## Challenge:
Extract each record and reproduce it exactly.

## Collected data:
****************************************

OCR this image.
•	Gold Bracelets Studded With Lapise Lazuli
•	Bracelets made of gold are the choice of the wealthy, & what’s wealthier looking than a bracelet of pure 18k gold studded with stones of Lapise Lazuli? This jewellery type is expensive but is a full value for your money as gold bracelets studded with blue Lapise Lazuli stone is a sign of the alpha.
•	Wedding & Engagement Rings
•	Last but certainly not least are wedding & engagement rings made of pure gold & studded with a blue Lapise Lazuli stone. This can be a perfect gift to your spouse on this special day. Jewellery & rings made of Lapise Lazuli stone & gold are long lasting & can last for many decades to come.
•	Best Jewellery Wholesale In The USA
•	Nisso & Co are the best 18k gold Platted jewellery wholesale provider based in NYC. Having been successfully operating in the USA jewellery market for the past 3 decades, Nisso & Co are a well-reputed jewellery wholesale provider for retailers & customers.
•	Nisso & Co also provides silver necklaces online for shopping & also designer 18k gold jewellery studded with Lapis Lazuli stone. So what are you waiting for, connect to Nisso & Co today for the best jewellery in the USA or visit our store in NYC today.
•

****************************************

## Solution below:
OCR this image.
•	Gold Bracelets Studded With Lapise Lazuli
•	Bracelets made of gold are the choice of the wealthy, & what’s wealthier looking than a bracelet of pure 18k gold studded with stones of Lapise Lazuli? This jewellery type is expensive but is a full value for your money as gold bracelets studded with blue Lapise Lazuli stone is a sign of the alpha.
•	Wedding & Engagement Rings
•	Last but certainly not least are wedding & engagement rings made of pure gold & studded with a blue Lapise Lazuli stone. This can be a perfect gift to your spouse on this special day. Jewellery & rings made of Lapise Lazuli stone & gold are long lasting & can last for many decades to come.
•	Best Jewellery Wholesale In The USA
•	Nisso & Co are the best 18k gold Platted jewellery wholesale provider based in NYC. Having been successfully operating in the USA jewellery market for the past 3 decades, Nisso & Co are a well-reputed jewellery wholesale provider for retailers & customers.
•	Nisso & Co also provides silver necklaces online for shopping & also designer 18k gold jewellery studded with Lapis Lazuli stone. So what are you waiting for, connect to Nisso & Co today for the best jewellery in the USA or visit our store in NYC today.
•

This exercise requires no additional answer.